• [Work instructions]: Copy the data precisely, character for character, and leave out every picture.

• [Data supplied]:
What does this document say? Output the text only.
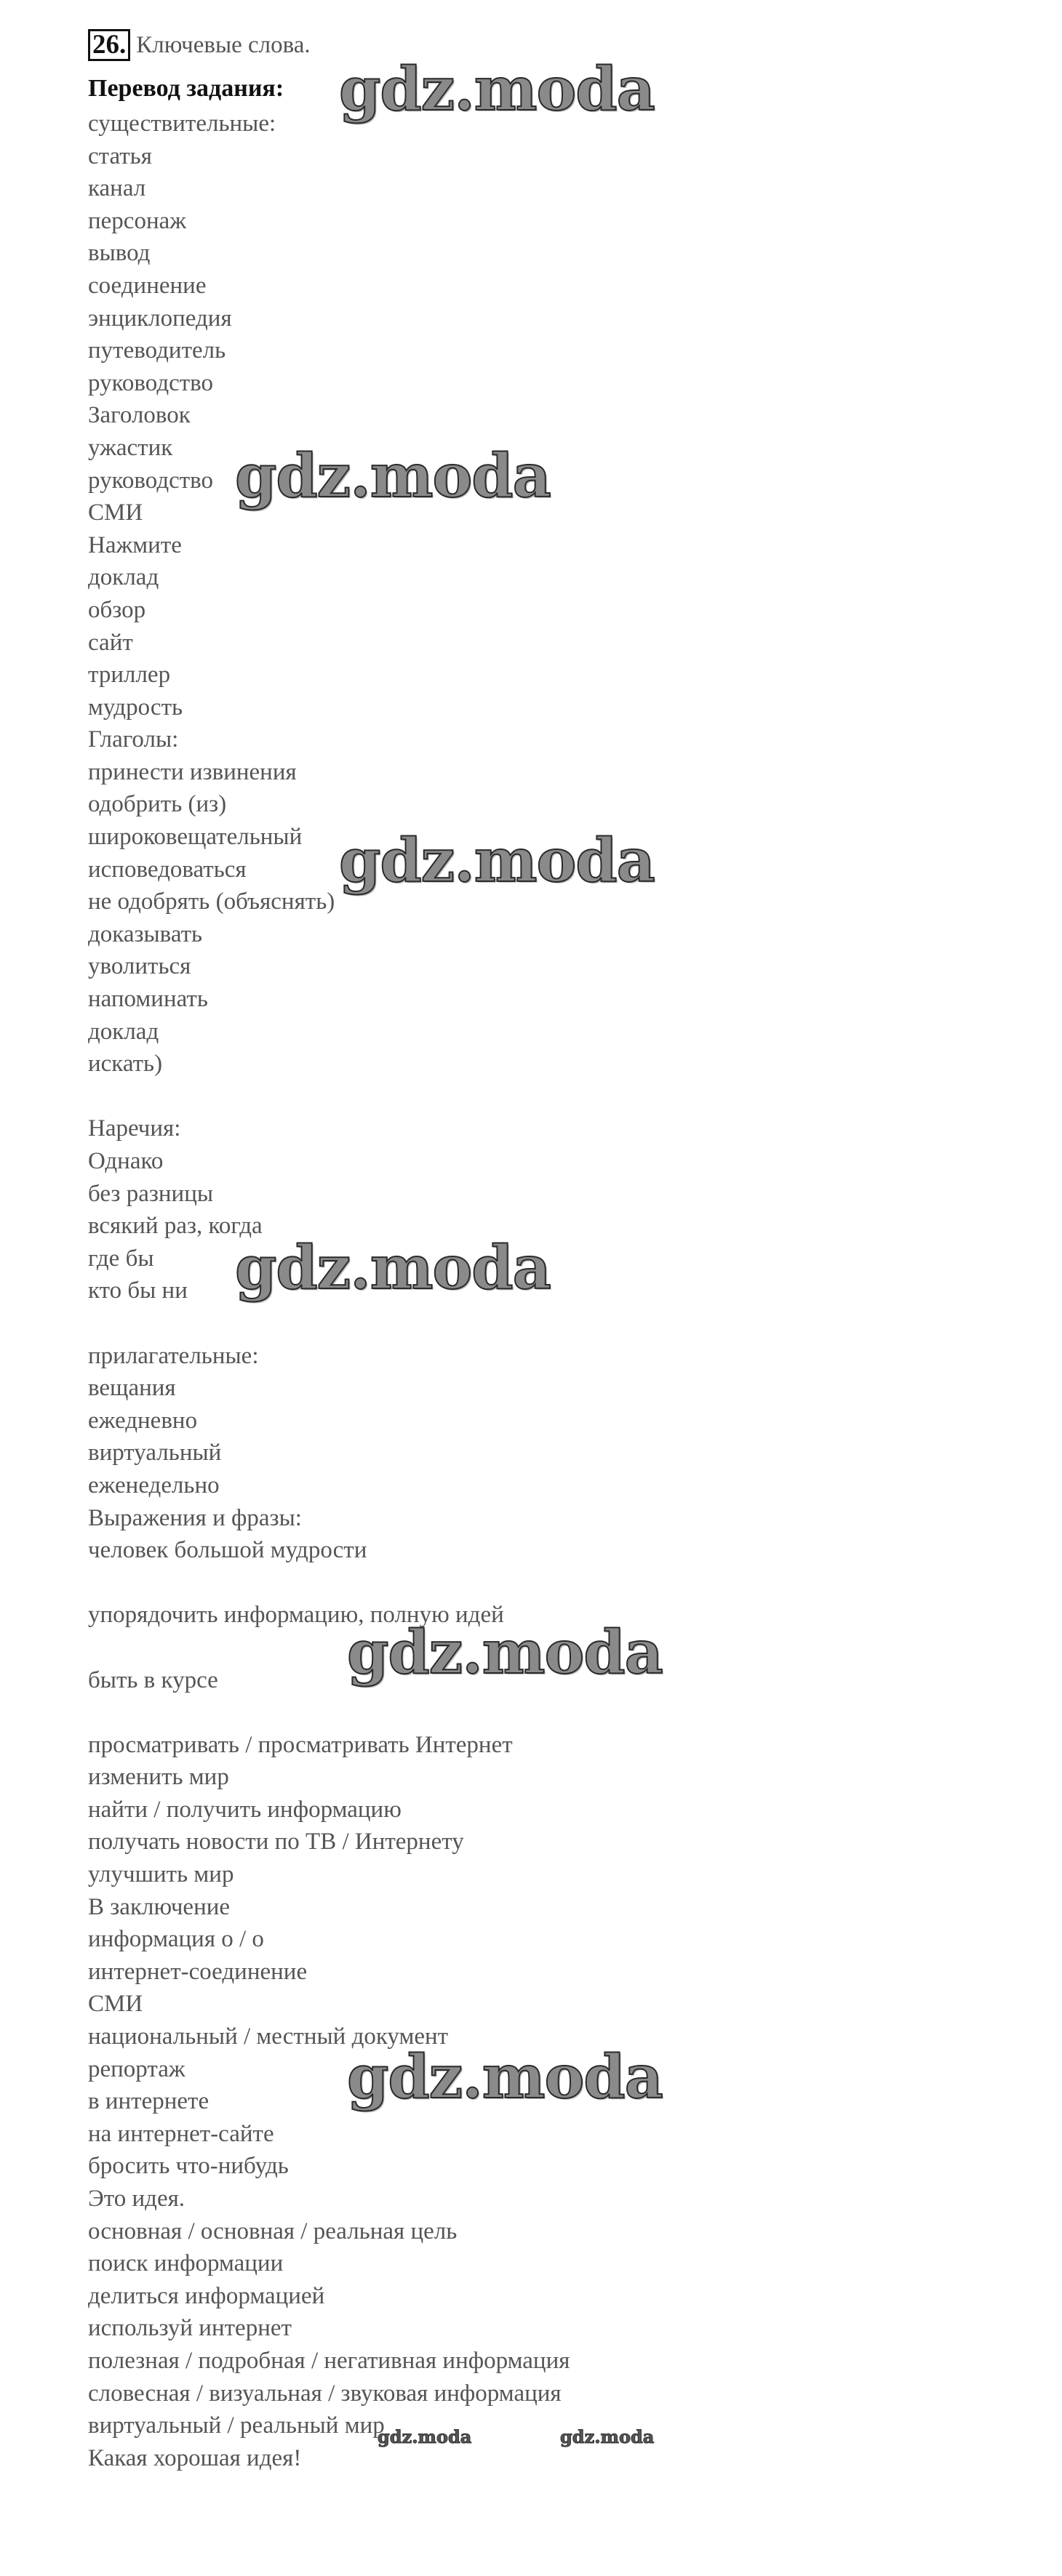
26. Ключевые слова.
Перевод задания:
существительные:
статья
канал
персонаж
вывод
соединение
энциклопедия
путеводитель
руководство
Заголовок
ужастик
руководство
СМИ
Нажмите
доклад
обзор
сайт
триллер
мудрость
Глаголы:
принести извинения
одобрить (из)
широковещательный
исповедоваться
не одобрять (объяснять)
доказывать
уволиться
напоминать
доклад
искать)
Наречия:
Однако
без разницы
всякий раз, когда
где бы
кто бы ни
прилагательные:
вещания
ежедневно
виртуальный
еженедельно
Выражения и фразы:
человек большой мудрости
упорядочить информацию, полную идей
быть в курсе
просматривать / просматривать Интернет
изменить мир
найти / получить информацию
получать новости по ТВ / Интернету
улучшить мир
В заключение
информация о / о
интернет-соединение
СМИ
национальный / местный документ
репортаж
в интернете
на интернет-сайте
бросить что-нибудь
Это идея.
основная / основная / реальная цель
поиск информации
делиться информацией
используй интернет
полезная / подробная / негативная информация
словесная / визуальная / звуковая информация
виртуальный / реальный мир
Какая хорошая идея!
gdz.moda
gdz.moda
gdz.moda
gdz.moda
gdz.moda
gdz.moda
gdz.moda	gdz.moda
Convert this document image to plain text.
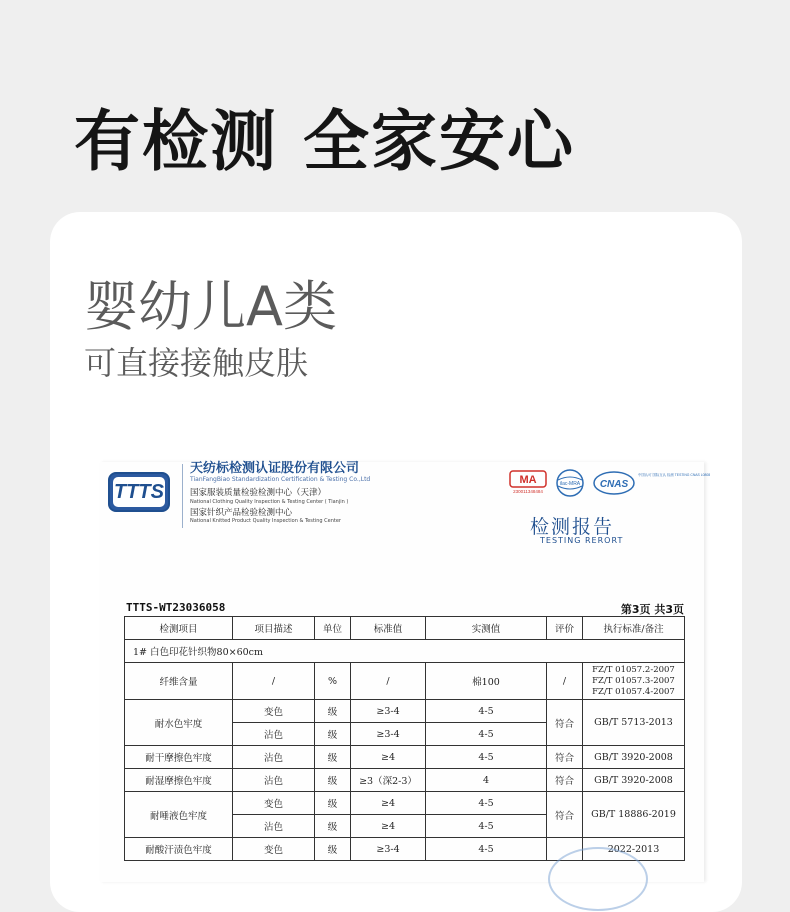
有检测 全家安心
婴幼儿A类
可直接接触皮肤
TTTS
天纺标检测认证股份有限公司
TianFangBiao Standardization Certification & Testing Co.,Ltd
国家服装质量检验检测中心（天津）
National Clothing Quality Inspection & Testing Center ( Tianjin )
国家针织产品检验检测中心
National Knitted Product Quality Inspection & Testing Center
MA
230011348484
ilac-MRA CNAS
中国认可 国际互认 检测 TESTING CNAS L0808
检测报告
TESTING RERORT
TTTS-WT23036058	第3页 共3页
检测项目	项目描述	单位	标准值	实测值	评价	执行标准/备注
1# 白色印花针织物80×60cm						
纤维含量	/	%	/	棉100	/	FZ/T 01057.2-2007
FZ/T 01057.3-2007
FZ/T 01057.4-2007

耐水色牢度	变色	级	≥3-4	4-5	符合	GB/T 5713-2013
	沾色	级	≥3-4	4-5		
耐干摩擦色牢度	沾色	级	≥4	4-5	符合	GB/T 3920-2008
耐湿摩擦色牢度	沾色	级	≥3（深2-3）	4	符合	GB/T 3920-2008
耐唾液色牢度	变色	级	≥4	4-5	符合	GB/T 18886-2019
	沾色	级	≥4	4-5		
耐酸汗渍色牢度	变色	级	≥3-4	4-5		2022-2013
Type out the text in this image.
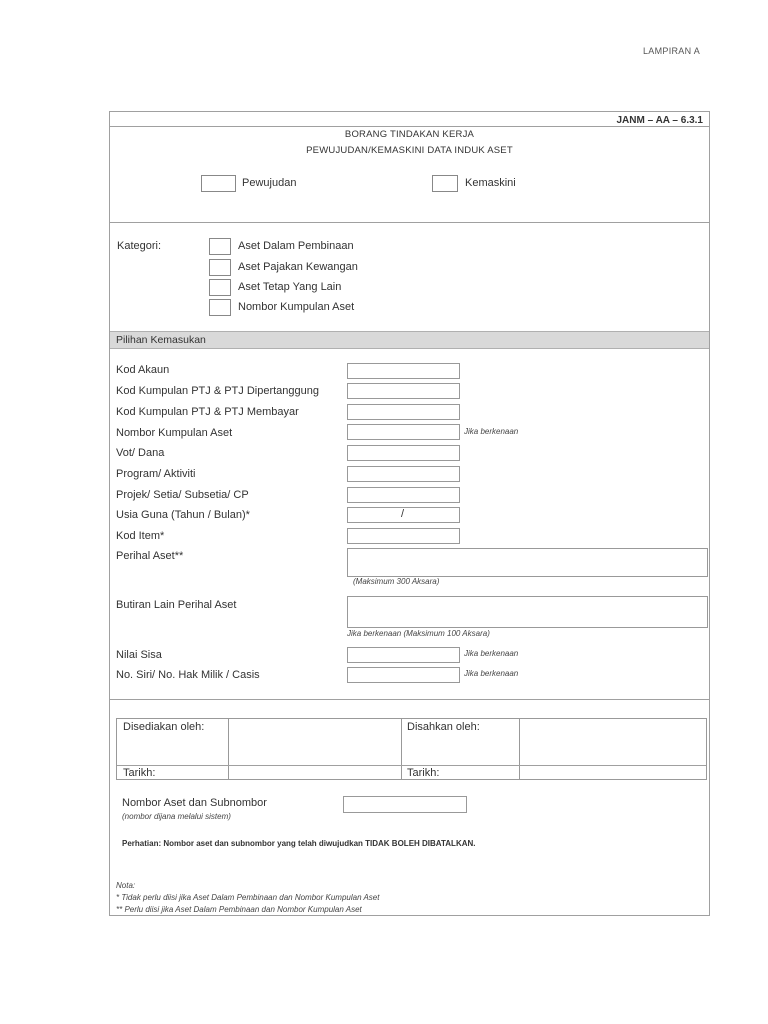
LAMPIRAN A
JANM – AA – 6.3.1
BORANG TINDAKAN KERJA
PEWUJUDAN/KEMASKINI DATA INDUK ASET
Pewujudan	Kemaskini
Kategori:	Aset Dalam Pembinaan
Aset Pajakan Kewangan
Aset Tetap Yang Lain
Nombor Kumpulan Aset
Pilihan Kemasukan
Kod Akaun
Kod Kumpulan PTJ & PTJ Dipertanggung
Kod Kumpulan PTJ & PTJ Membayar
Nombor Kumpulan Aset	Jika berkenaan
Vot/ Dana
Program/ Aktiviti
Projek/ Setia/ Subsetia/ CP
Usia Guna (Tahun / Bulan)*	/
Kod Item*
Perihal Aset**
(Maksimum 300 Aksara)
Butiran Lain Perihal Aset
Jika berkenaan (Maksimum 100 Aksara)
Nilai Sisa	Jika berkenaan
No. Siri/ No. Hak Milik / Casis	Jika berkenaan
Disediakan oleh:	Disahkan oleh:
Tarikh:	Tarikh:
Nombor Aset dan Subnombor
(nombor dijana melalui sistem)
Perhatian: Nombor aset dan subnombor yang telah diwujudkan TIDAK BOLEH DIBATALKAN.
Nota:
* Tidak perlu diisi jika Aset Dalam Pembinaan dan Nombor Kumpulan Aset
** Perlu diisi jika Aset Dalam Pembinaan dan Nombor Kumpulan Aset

• [Final result]:
What does this document say? Output the text only.
26. Ключевые слова.
Перевод задания:
существительные:
статья
канал
персонаж
вывод
соединение
энциклопедия
путеводитель
руководство
Заголовок
ужастик
руководство
СМИ
Нажмите
доклад
обзор
сайт
триллер
мудрость
Глаголы:
принести извинения
одобрить (из)
широковещательный
исповедоваться
не одобрять (объяснять)
доказывать
уволиться
напоминать
доклад
искать)
Наречия:
Однако
без разницы
всякий раз, когда
где бы
кто бы ни
прилагательные:
вещания
ежедневно
виртуальный
еженедельно
Выражения и фразы:
человек большой мудрости
упорядочить информацию, полную идей
быть в курсе
просматривать / просматривать Интернет
изменить мир
найти / получить информацию
получать новости по ТВ / Интернету
улучшить мир
В заключение
информация о / о
интернет-соединение
СМИ
национальный / местный документ
репортаж
в интернете
на интернет-сайте
бросить что-нибудь
Это идея.
основная / основная / реальная цель
поиск информации
делиться информацией
используй интернет
полезная / подробная / негативная информация
словесная / визуальная / звуковая информация
виртуальный / реальный мир
Какая хорошая идея!
gdz.moda
gdz.moda
gdz.moda
gdz.moda
gdz.moda
gdz.moda
gdz.moda	gdz.moda
Convert this document image to plain text.
有检测 全家安心
婴幼儿A类
可直接接触皮肤
TTTS
天纺标检测认证股份有限公司
TianFangBiao Standardization Certification & Testing Co.,Ltd
国家服装质量检验检测中心（天津）
National Clothing Quality Inspection & Testing Center ( Tianjin )
国家针织产品检验检测中心
National Knitted Product Quality Inspection & Testing Center
MA
230011348484
ilac-MRA CNAS
中国认可 国际互认 检测 TESTING CNAS L0808
检测报告
TESTING RERORT
TTTS-WT23036058	第3页 共3页
检测项目	项目描述	单位	标准值	实测值	评价	执行标准/备注
1# 白色印花针织物80×60cm						
纤维含量	/	%	/	棉100	/	FZ/T 01057.2-2007
FZ/T 01057.3-2007
FZ/T 01057.4-2007

耐水色牢度	变色	级	≥3-4	4-5	符合	GB/T 5713-2013
	沾色	级	≥3-4	4-5		
耐干摩擦色牢度	沾色	级	≥4	4-5	符合	GB/T 3920-2008
耐湿摩擦色牢度	沾色	级	≥3（深2-3）	4	符合	GB/T 3920-2008
耐唾液色牢度	变色	级	≥4	4-5	符合	GB/T 18886-2019
	沾色	级	≥4	4-5		
耐酸汗渍色牢度	变色	级	≥3-4	4-5		2022-2013
Type out the text in this image.
LAMPIRAN A
JANM – AA – 6.3.1
BORANG TINDAKAN KERJA
PEWUJUDAN/KEMASKINI DATA INDUK ASET
Pewujudan	Kemaskini
Kategori:	Aset Dalam Pembinaan
Aset Pajakan Kewangan
Aset Tetap Yang Lain
Nombor Kumpulan Aset
Pilihan Kemasukan
Kod Akaun
Kod Kumpulan PTJ & PTJ Dipertanggung
Kod Kumpulan PTJ & PTJ Membayar
Nombor Kumpulan Aset	Jika berkenaan
Vot/ Dana
Program/ Aktiviti
Projek/ Setia/ Subsetia/ CP
Usia Guna (Tahun / Bulan)*	/
Kod Item*
Perihal Aset**
(Maksimum 300 Aksara)
Butiran Lain Perihal Aset
Jika berkenaan (Maksimum 100 Aksara)
Nilai Sisa	Jika berkenaan
No. Siri/ No. Hak Milik / Casis	Jika berkenaan
Disediakan oleh:	Disahkan oleh:
Tarikh:	Tarikh:
Nombor Aset dan Subnombor
(nombor dijana melalui sistem)
Perhatian: Nombor aset dan subnombor yang telah diwujudkan TIDAK BOLEH DIBATALKAN.
Nota:
* Tidak perlu diisi jika Aset Dalam Pembinaan dan Nombor Kumpulan Aset
** Perlu diisi jika Aset Dalam Pembinaan dan Nombor Kumpulan Aset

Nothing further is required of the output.